=== What to produce ===
Write out every entry, unchanged. Skip any picture.

=== Stored records ===
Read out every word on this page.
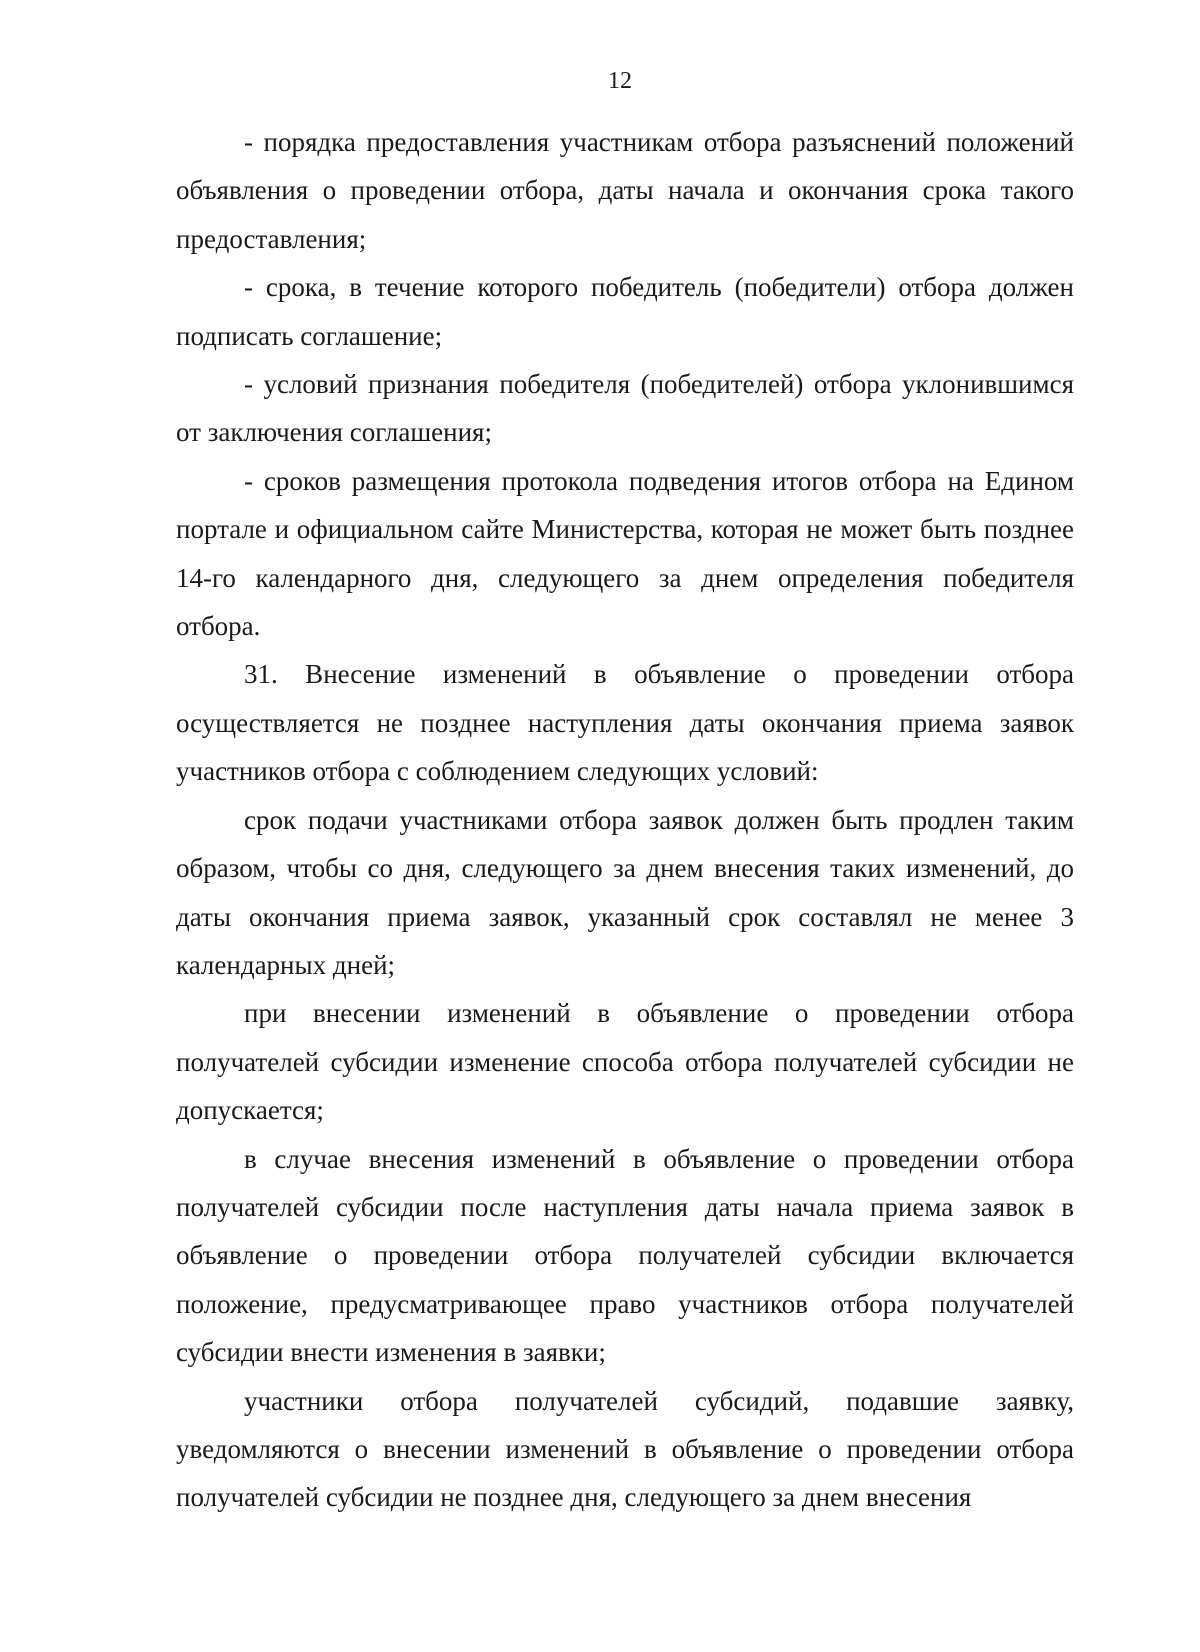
12

- порядка предоставления участникам отбора разъяснений положений объявления о проведении отбора, даты начала и окончания срока такого предоставления;

- срока, в течение которого победитель (победители) отбора должен подписать соглашение;

- условий признания победителя (победителей) отбора уклонившимся от заключения соглашения;

- сроков размещения протокола подведения итогов отбора на Едином портале и официальном сайте Министерства, которая не может быть позднее 14-го календарного дня, следующего за днем определения победителя отбора.

31. Внесение изменений в объявление о проведении отбора осуществляется не позднее наступления даты окончания приема заявок участников отбора с соблюдением следующих условий:

срок подачи участниками отбора заявок должен быть продлен таким образом, чтобы со дня, следующего за днем внесения таких изменений, до даты окончания приема заявок, указанный срок составлял не менее 3 календарных дней;

при внесении изменений в объявление о проведении отбора получателей субсидии изменение способа отбора получателей субсидии не допускается;

в случае внесения изменений в объявление о проведении отбора получателей субсидии после наступления даты начала приема заявок в объявление о проведении отбора получателей субсидии включается положение, предусматривающее право участников отбора получателей субсидии внести изменения в заявки;

участники отбора получателей субсидий, подавшие заявку, уведомляются о внесении изменений в объявление о проведении отбора получателей субсидии не позднее дня, следующего за днем внесения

=== Written solution ===
Read out every word on this page.
12

- порядка предоставления участникам отбора разъяснений положений объявления о проведении отбора, даты начала и окончания срока такого предоставления;

- срока, в течение которого победитель (победители) отбора должен подписать соглашение;

- условий признания победителя (победителей) отбора уклонившимся от заключения соглашения;

- сроков размещения протокола подведения итогов отбора на Едином портале и официальном сайте Министерства, которая не может быть позднее 14-го календарного дня, следующего за днем определения победителя отбора.

31. Внесение изменений в объявление о проведении отбора осуществляется не позднее наступления даты окончания приема заявок участников отбора с соблюдением следующих условий:

срок подачи участниками отбора заявок должен быть продлен таким образом, чтобы со дня, следующего за днем внесения таких изменений, до даты окончания приема заявок, указанный срок составлял не менее 3 календарных дней;

при внесении изменений в объявление о проведении отбора получателей субсидии изменение способа отбора получателей субсидии не допускается;

в случае внесения изменений в объявление о проведении отбора получателей субсидии после наступления даты начала приема заявок в объявление о проведении отбора получателей субсидии включается положение, предусматривающее право участников отбора получателей субсидии внести изменения в заявки;

участники отбора получателей субсидий, подавшие заявку, уведомляются о внесении изменений в объявление о проведении отбора получателей субсидии не позднее дня, следующего за днем внесения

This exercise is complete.